Work to complete -
Write the records below out in full, character for character, with no pictures.

Stored records -
========================================

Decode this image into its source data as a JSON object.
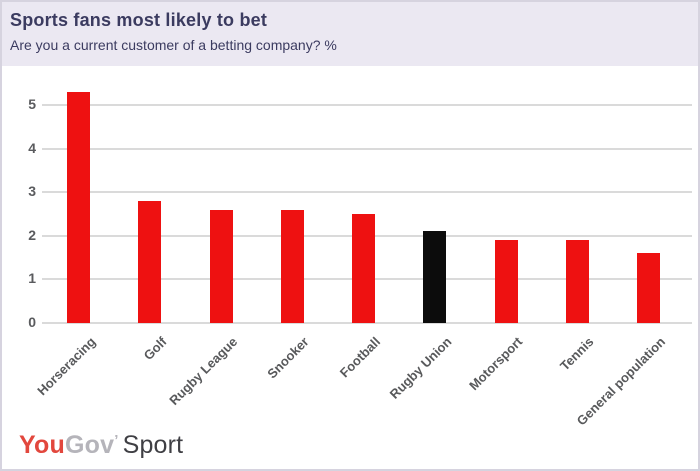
{
  "header": {
    "title": "Sports fans most likely to bet",
    "subtitle": "Are you a current customer of a betting company? %"
  },
  "chart_data": {
    "type": "bar",
    "title": "Sports fans most likely to bet",
    "subtitle": "Are you a current customer of a betting company? %",
    "categories": [
      "Horseracing",
      "Golf",
      "Rugby League",
      "Snooker",
      "Football",
      "Rugby Union",
      "Motorsport",
      "Tennis",
      "General population"
    ],
    "values": [
      5.3,
      2.8,
      2.6,
      2.6,
      2.5,
      2.1,
      1.9,
      1.9,
      1.6
    ],
    "bar_colors": [
      "#ee1111",
      "#ee1111",
      "#ee1111",
      "#ee1111",
      "#ee1111",
      "#0c0c0c",
      "#ee1111",
      "#ee1111",
      "#ee1111"
    ],
    "highlight_category": "Rugby Union",
    "xlabel": "",
    "ylabel": "",
    "yticks": [
      0,
      1,
      2,
      3,
      4,
      5
    ],
    "ylim": [
      0,
      5.5
    ],
    "grid": true,
    "legend": false,
    "x_tick_rotation": 45
  },
  "colors": {
    "header_bg": "#ebe8f2",
    "card_bg": "#ffffff",
    "card_border": "#d6d3df",
    "title_text": "#3b3b60",
    "axis_text": "#58595b",
    "gridline": "#dadada",
    "bar_red": "#ee1111",
    "bar_black": "#0c0c0c",
    "logo_red": "#e2473d",
    "logo_gray": "#b5b4ba",
    "logo_dark": "#3f3f44"
  },
  "footer": {
    "logo": {
      "part1": "You",
      "part2": "Gov",
      "apostrophe": "’",
      "part3": "Sport"
    }
  }
}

========================================

Completed task -
Decode this image into its source data as a JSON object.
{
  "header": {
    "title": "Sports fans most likely to bet",
    "subtitle": "Are you a current customer of a betting company? %"
  },
  "chart_data": {
    "type": "bar",
    "title": "Sports fans most likely to bet",
    "subtitle": "Are you a current customer of a betting company? %",
    "categories": [
      "Horseracing",
      "Golf",
      "Rugby League",
      "Snooker",
      "Football",
      "Rugby Union",
      "Motorsport",
      "Tennis",
      "General population"
    ],
    "values": [
      5.3,
      2.8,
      2.6,
      2.6,
      2.5,
      2.1,
      1.9,
      1.9,
      1.6
    ],
    "bar_colors": [
      "#ee1111",
      "#ee1111",
      "#ee1111",
      "#ee1111",
      "#ee1111",
      "#0c0c0c",
      "#ee1111",
      "#ee1111",
      "#ee1111"
    ],
    "highlight_category": "Rugby Union",
    "xlabel": "",
    "ylabel": "",
    "yticks": [
      0,
      1,
      2,
      3,
      4,
      5
    ],
    "ylim": [
      0,
      5.5
    ],
    "grid": true,
    "legend": false,
    "x_tick_rotation": 45
  },
  "colors": {
    "header_bg": "#ebe8f2",
    "card_bg": "#ffffff",
    "card_border": "#d6d3df",
    "title_text": "#3b3b60",
    "axis_text": "#58595b",
    "gridline": "#dadada",
    "bar_red": "#ee1111",
    "bar_black": "#0c0c0c",
    "logo_red": "#e2473d",
    "logo_gray": "#b5b4ba",
    "logo_dark": "#3f3f44"
  },
  "footer": {
    "logo": {
      "part1": "You",
      "part2": "Gov",
      "apostrophe": "’",
      "part3": "Sport"
    }
  }
}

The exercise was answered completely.